§ Instructions for the task:
Tally the lines in the listing below that contain "punti" and report the tally alone.
======== Data provided
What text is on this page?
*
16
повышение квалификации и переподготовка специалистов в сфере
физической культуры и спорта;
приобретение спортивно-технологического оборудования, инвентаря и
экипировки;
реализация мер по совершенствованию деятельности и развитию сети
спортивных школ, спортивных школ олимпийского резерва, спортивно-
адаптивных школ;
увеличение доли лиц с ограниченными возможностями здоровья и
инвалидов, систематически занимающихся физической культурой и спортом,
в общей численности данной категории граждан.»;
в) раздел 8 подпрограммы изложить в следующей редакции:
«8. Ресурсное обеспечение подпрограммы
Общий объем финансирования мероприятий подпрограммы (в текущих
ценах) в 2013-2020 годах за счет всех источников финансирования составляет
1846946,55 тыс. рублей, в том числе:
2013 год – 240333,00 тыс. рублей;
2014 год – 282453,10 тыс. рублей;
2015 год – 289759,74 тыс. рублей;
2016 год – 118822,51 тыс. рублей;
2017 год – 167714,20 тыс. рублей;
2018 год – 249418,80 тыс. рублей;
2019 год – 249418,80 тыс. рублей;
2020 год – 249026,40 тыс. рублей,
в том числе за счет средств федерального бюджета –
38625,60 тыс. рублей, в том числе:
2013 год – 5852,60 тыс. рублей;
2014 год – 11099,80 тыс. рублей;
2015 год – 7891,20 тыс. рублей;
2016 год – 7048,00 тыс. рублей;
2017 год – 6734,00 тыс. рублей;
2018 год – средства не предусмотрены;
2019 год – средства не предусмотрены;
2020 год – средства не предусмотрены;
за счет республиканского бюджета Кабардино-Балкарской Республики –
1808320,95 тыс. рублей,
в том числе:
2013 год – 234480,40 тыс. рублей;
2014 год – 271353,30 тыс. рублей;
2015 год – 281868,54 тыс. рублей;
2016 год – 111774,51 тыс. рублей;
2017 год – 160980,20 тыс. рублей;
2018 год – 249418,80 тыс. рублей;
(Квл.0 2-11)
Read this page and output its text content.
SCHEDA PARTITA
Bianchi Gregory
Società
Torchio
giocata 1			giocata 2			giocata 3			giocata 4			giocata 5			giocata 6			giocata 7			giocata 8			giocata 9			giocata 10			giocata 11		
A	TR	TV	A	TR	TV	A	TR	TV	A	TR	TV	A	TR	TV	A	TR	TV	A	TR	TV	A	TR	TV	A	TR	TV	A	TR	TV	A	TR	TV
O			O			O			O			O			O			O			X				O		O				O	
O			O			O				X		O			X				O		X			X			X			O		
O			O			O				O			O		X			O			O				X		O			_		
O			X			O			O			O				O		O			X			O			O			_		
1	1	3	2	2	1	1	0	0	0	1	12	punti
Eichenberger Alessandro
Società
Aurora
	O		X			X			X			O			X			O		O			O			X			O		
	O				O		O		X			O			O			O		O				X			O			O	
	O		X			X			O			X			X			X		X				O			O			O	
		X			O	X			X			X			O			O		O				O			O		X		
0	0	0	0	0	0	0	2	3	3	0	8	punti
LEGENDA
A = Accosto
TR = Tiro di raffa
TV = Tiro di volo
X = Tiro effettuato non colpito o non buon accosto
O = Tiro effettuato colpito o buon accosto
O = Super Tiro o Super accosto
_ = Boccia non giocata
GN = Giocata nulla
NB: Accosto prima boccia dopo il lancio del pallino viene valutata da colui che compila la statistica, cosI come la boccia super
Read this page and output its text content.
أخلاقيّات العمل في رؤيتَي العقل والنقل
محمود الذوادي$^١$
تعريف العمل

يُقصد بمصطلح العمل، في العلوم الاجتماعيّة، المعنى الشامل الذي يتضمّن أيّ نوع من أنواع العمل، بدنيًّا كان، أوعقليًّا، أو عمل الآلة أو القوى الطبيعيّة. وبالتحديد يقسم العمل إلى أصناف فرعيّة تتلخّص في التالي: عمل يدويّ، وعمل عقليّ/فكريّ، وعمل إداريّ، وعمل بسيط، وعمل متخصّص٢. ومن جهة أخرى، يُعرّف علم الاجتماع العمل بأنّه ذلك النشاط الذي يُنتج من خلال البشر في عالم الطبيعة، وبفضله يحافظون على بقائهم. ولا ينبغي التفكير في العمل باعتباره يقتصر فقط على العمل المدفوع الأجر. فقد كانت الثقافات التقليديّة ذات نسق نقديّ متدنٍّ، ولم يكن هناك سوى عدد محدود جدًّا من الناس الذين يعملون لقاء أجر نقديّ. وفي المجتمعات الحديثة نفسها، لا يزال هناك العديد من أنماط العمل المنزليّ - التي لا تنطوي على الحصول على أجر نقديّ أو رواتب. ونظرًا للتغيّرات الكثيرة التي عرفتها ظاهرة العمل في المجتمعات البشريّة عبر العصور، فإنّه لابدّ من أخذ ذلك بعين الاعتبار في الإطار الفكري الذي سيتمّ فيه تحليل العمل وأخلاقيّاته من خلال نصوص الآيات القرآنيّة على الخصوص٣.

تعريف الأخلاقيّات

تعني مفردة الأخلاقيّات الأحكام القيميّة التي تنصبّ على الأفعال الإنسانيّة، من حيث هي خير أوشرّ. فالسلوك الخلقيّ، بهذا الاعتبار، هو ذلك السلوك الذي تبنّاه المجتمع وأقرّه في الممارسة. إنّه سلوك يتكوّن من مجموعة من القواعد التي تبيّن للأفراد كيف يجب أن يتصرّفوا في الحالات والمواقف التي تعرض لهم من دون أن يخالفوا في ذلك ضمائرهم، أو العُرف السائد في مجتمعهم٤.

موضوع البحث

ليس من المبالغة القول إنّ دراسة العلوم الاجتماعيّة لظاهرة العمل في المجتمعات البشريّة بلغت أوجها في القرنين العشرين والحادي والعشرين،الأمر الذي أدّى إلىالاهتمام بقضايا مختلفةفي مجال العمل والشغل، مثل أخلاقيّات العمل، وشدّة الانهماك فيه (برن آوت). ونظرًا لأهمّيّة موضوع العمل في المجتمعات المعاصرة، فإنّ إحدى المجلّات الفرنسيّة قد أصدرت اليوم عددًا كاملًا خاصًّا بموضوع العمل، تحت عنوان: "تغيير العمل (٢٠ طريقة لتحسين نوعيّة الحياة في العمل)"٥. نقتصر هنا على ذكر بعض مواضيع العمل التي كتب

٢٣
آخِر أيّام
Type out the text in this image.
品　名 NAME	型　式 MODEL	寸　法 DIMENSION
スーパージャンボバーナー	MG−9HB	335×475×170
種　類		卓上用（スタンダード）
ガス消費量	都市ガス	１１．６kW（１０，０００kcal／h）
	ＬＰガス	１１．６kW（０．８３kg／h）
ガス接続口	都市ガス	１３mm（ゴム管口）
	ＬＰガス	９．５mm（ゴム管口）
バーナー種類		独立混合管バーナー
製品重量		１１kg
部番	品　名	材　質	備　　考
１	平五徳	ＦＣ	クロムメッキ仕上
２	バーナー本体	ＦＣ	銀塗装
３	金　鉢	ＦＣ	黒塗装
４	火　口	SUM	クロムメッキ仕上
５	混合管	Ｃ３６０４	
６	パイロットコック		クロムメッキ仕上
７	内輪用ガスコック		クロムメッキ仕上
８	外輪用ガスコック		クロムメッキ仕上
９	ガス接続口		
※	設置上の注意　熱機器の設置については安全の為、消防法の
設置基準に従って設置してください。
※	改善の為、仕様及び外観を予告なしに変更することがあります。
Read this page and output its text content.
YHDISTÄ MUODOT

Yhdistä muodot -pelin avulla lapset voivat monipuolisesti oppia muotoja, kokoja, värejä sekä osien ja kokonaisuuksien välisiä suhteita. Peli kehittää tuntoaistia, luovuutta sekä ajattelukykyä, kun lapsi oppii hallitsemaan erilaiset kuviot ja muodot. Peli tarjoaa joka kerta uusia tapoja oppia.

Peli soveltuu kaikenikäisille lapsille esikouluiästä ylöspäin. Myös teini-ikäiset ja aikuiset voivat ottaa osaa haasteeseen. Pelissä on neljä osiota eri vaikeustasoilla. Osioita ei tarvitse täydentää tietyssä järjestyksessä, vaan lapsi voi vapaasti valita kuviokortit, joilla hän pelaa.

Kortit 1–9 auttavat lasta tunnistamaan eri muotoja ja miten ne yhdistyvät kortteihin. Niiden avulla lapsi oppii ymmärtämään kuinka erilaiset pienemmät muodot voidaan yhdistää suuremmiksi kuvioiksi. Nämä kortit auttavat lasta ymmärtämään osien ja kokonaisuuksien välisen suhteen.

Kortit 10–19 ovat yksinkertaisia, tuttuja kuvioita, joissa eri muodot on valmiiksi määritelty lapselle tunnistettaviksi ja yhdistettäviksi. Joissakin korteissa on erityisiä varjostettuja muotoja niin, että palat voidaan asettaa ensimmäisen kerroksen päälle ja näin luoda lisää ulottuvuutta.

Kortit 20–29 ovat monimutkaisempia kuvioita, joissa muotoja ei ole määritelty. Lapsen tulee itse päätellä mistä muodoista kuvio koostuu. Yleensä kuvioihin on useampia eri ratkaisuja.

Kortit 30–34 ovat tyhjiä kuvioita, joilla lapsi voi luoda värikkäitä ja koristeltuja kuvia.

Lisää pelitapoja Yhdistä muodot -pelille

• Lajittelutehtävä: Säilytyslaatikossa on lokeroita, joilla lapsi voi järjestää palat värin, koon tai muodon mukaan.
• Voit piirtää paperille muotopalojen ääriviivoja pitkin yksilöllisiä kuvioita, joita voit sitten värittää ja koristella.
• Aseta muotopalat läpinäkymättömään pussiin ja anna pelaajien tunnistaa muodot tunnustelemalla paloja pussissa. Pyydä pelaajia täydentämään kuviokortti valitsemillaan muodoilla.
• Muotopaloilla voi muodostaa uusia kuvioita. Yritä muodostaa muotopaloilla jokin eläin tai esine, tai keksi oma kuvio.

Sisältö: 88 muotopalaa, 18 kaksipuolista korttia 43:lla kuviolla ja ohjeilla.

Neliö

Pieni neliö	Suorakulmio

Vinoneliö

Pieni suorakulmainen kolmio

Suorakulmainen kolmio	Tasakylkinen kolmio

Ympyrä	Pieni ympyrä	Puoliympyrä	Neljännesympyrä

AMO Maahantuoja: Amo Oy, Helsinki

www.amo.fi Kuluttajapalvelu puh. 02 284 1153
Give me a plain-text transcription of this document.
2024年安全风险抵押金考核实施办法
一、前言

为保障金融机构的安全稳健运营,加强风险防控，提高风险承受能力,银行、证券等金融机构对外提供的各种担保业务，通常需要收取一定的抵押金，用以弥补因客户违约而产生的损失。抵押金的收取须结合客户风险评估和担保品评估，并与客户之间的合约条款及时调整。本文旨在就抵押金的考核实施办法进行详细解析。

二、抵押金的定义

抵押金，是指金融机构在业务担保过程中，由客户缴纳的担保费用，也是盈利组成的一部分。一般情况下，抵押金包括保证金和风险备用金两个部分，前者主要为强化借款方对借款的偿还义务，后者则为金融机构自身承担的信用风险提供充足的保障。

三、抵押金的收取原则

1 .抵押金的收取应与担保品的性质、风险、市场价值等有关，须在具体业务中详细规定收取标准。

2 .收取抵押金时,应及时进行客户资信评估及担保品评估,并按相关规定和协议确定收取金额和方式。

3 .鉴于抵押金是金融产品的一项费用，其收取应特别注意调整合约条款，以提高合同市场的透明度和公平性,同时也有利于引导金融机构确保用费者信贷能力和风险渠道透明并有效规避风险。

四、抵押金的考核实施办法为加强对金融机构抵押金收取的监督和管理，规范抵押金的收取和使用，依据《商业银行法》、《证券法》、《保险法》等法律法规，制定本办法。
================
§ Exercise response:
2